(THE PROBLEM):
Filter these entries so that only lines with the word "page" remain.

Start of THE DATA

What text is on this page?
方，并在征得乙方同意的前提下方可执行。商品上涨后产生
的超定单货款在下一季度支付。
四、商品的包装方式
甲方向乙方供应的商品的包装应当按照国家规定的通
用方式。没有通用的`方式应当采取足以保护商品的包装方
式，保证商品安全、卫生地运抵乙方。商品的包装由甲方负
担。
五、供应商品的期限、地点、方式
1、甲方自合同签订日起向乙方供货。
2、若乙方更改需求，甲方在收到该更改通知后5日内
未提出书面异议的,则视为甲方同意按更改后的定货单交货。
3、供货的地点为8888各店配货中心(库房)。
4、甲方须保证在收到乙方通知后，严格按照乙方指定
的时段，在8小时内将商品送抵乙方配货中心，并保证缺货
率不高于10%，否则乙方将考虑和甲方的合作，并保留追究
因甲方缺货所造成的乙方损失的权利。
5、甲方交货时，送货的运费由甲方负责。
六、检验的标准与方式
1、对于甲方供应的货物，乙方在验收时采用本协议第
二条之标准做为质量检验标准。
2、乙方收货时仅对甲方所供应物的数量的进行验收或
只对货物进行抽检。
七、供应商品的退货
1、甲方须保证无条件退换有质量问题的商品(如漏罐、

End of THE DATA
Start of THE DATA

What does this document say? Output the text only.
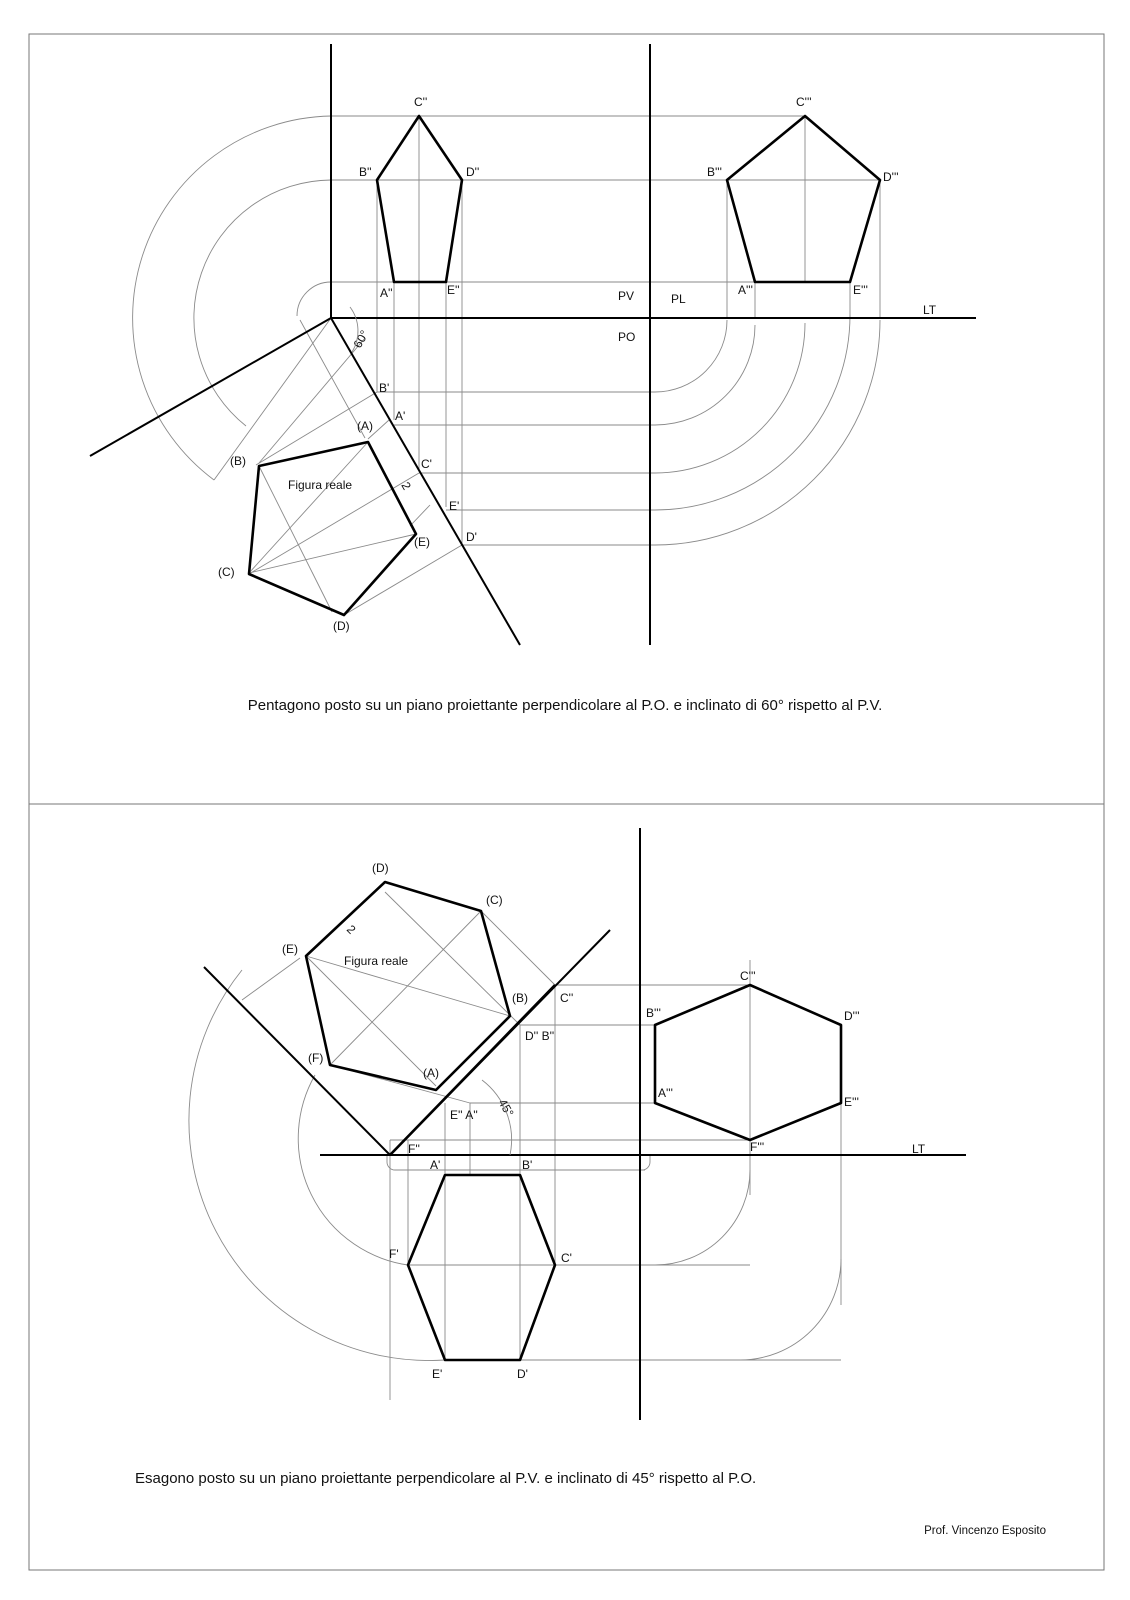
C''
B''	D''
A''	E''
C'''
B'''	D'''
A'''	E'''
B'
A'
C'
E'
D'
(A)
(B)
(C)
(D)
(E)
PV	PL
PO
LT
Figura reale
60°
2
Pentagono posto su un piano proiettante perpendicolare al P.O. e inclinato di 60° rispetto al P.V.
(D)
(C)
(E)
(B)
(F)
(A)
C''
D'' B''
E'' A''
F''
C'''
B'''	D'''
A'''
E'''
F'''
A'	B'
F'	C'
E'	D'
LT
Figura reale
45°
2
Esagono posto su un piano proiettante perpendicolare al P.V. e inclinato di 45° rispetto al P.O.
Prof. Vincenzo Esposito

End of THE DATA
Start of THE DATA

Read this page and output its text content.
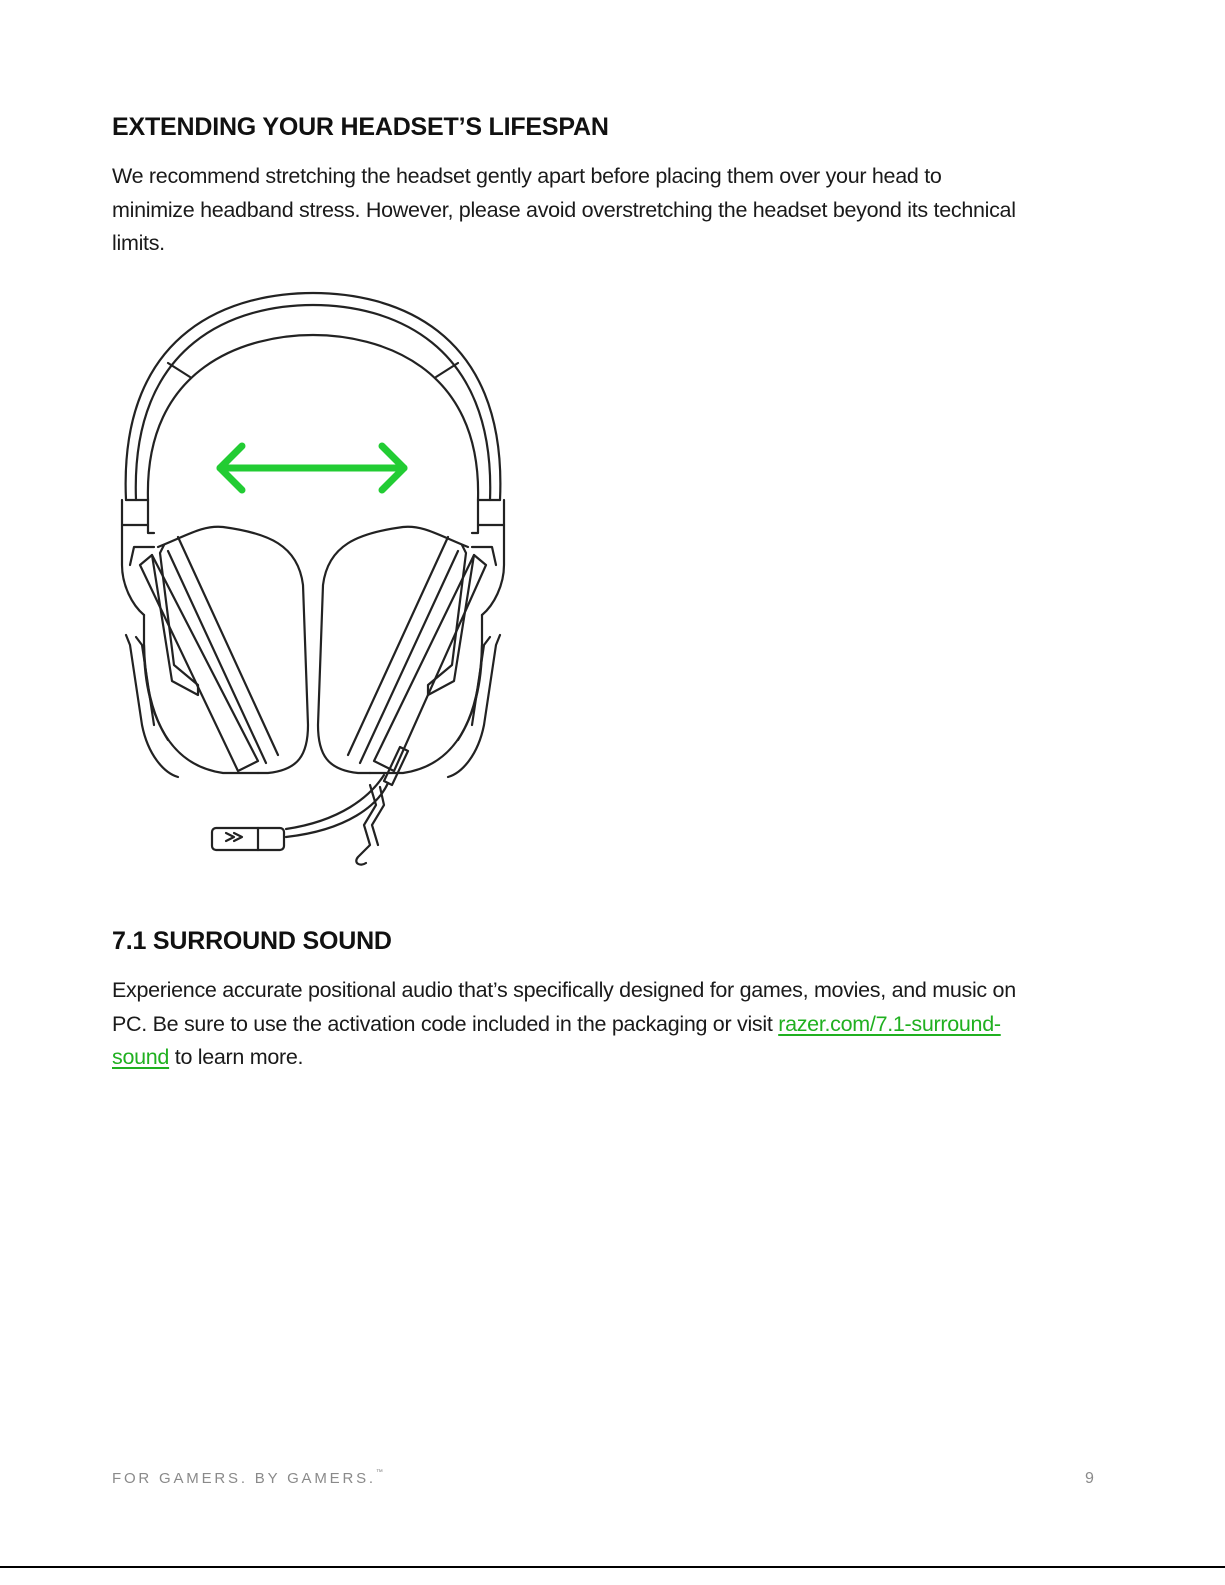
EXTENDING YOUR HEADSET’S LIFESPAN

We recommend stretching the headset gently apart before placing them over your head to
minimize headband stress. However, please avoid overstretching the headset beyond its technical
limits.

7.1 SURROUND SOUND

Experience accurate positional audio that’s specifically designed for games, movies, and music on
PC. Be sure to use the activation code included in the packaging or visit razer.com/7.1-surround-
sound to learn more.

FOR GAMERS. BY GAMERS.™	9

End of THE DATA

(COMPLETE OUTPUT):
What text is on this page?
Read this page and output its text content.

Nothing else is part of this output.